_Data supplied_.
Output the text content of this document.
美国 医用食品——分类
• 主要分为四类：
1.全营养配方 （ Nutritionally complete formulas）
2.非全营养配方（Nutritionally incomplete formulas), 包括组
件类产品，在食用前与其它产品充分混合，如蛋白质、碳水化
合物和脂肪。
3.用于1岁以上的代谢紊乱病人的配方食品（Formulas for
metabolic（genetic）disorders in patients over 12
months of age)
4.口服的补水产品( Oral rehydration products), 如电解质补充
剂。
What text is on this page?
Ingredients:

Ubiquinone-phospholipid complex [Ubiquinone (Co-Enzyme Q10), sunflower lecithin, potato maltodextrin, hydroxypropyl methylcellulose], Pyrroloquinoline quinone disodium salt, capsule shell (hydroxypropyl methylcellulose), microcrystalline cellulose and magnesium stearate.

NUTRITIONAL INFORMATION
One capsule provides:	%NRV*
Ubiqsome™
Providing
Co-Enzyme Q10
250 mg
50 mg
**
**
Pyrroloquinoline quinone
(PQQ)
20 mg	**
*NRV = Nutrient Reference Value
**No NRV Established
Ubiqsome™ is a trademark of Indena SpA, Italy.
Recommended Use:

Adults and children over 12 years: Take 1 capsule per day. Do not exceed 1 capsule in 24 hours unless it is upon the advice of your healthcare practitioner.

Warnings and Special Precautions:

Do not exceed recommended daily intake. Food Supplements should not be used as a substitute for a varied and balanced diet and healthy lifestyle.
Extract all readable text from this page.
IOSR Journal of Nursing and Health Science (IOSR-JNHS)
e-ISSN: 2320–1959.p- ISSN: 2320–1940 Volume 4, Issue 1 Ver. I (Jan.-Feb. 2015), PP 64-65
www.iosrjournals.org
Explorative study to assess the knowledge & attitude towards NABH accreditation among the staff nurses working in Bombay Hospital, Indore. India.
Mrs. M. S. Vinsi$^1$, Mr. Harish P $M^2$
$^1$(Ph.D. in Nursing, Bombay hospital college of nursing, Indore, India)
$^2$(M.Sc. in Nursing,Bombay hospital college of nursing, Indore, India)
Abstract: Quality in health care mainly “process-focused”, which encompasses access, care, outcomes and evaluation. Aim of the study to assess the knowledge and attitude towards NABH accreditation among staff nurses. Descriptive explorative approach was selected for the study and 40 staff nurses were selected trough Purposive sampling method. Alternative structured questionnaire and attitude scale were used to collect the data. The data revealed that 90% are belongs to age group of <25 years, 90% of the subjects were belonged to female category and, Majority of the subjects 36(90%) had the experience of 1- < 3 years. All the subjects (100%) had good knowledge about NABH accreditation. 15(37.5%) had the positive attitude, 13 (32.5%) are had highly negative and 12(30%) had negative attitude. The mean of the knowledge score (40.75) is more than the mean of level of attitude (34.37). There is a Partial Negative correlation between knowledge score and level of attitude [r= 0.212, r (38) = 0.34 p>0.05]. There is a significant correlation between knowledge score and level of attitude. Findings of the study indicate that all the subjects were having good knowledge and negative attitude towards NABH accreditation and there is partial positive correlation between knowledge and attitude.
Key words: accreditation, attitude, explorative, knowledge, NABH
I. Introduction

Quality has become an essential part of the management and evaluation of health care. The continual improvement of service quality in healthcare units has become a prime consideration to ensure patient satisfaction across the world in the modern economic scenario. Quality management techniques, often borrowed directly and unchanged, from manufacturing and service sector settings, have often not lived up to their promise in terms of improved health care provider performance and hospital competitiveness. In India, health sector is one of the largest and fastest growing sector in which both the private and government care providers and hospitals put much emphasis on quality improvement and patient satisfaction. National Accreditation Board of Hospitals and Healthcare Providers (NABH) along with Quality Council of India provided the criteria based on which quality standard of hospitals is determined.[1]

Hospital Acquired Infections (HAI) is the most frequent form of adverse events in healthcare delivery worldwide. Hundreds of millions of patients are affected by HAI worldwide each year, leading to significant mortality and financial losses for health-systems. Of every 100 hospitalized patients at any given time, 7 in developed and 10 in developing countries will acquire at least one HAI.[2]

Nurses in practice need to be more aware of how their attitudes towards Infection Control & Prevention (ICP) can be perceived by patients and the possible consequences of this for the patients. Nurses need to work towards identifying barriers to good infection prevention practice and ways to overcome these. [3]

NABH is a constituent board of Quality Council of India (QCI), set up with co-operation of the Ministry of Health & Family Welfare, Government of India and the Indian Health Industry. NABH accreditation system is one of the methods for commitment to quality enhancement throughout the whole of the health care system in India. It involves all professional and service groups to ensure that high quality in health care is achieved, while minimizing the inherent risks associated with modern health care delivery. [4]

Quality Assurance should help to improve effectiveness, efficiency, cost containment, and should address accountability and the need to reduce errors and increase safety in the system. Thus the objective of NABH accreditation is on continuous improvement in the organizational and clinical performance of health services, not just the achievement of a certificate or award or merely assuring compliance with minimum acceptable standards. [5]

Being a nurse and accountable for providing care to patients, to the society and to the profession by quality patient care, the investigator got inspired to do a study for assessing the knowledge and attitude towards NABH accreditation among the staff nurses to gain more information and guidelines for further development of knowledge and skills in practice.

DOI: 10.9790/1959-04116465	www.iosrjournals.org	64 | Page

_Exercise prompt_. The reply is to be an exact copy of the listing.

_Your response_.
Output the text content of this document.
美国 医用食品——分类
• 主要分为四类：
1.全营养配方 （ Nutritionally complete formulas）
2.非全营养配方（Nutritionally incomplete formulas), 包括组
件类产品，在食用前与其它产品充分混合，如蛋白质、碳水化
合物和脂肪。
3.用于1岁以上的代谢紊乱病人的配方食品（Formulas for
metabolic（genetic）disorders in patients over 12
months of age)
4.口服的补水产品( Oral rehydration products), 如电解质补充
剂。
What text is on this page?
Ingredients:

Ubiquinone-phospholipid complex [Ubiquinone (Co-Enzyme Q10), sunflower lecithin, potato maltodextrin, hydroxypropyl methylcellulose], Pyrroloquinoline quinone disodium salt, capsule shell (hydroxypropyl methylcellulose), microcrystalline cellulose and magnesium stearate.

NUTRITIONAL INFORMATION
One capsule provides:	%NRV*
Ubiqsome™
Providing
Co-Enzyme Q10
250 mg
50 mg
**
**
Pyrroloquinoline quinone
(PQQ)
20 mg	**
*NRV = Nutrient Reference Value
**No NRV Established
Ubiqsome™ is a trademark of Indena SpA, Italy.
Recommended Use:

Adults and children over 12 years: Take 1 capsule per day. Do not exceed 1 capsule in 24 hours unless it is upon the advice of your healthcare practitioner.

Warnings and Special Precautions:

Do not exceed recommended daily intake. Food Supplements should not be used as a substitute for a varied and balanced diet and healthy lifestyle.
Extract all readable text from this page.
IOSR Journal of Nursing and Health Science (IOSR-JNHS)
e-ISSN: 2320–1959.p- ISSN: 2320–1940 Volume 4, Issue 1 Ver. I (Jan.-Feb. 2015), PP 64-65
www.iosrjournals.org
Explorative study to assess the knowledge & attitude towards NABH accreditation among the staff nurses working in Bombay Hospital, Indore. India.
Mrs. M. S. Vinsi$^1$, Mr. Harish P $M^2$
$^1$(Ph.D. in Nursing, Bombay hospital college of nursing, Indore, India)
$^2$(M.Sc. in Nursing,Bombay hospital college of nursing, Indore, India)
Abstract: Quality in health care mainly “process-focused”, which encompasses access, care, outcomes and evaluation. Aim of the study to assess the knowledge and attitude towards NABH accreditation among staff nurses. Descriptive explorative approach was selected for the study and 40 staff nurses were selected trough Purposive sampling method. Alternative structured questionnaire and attitude scale were used to collect the data. The data revealed that 90% are belongs to age group of <25 years, 90% of the subjects were belonged to female category and, Majority of the subjects 36(90%) had the experience of 1- < 3 years. All the subjects (100%) had good knowledge about NABH accreditation. 15(37.5%) had the positive attitude, 13 (32.5%) are had highly negative and 12(30%) had negative attitude. The mean of the knowledge score (40.75) is more than the mean of level of attitude (34.37). There is a Partial Negative correlation between knowledge score and level of attitude [r= 0.212, r (38) = 0.34 p>0.05]. There is a significant correlation between knowledge score and level of attitude. Findings of the study indicate that all the subjects were having good knowledge and negative attitude towards NABH accreditation and there is partial positive correlation between knowledge and attitude.
Key words: accreditation, attitude, explorative, knowledge, NABH
I. Introduction

Quality has become an essential part of the management and evaluation of health care. The continual improvement of service quality in healthcare units has become a prime consideration to ensure patient satisfaction across the world in the modern economic scenario. Quality management techniques, often borrowed directly and unchanged, from manufacturing and service sector settings, have often not lived up to their promise in terms of improved health care provider performance and hospital competitiveness. In India, health sector is one of the largest and fastest growing sector in which both the private and government care providers and hospitals put much emphasis on quality improvement and patient satisfaction. National Accreditation Board of Hospitals and Healthcare Providers (NABH) along with Quality Council of India provided the criteria based on which quality standard of hospitals is determined.[1]

Hospital Acquired Infections (HAI) is the most frequent form of adverse events in healthcare delivery worldwide. Hundreds of millions of patients are affected by HAI worldwide each year, leading to significant mortality and financial losses for health-systems. Of every 100 hospitalized patients at any given time, 7 in developed and 10 in developing countries will acquire at least one HAI.[2]

Nurses in practice need to be more aware of how their attitudes towards Infection Control & Prevention (ICP) can be perceived by patients and the possible consequences of this for the patients. Nurses need to work towards identifying barriers to good infection prevention practice and ways to overcome these. [3]

NABH is a constituent board of Quality Council of India (QCI), set up with co-operation of the Ministry of Health & Family Welfare, Government of India and the Indian Health Industry. NABH accreditation system is one of the methods for commitment to quality enhancement throughout the whole of the health care system in India. It involves all professional and service groups to ensure that high quality in health care is achieved, while minimizing the inherent risks associated with modern health care delivery. [4]

Quality Assurance should help to improve effectiveness, efficiency, cost containment, and should address accountability and the need to reduce errors and increase safety in the system. Thus the objective of NABH accreditation is on continuous improvement in the organizational and clinical performance of health services, not just the achievement of a certificate or award or merely assuring compliance with minimum acceptable standards. [5]

Being a nurse and accountable for providing care to patients, to the society and to the profession by quality patient care, the investigator got inspired to do a study for assessing the knowledge and attitude towards NABH accreditation among the staff nurses to gain more information and guidelines for further development of knowledge and skills in practice.

DOI: 10.9790/1959-04116465	www.iosrjournals.org	64 | Page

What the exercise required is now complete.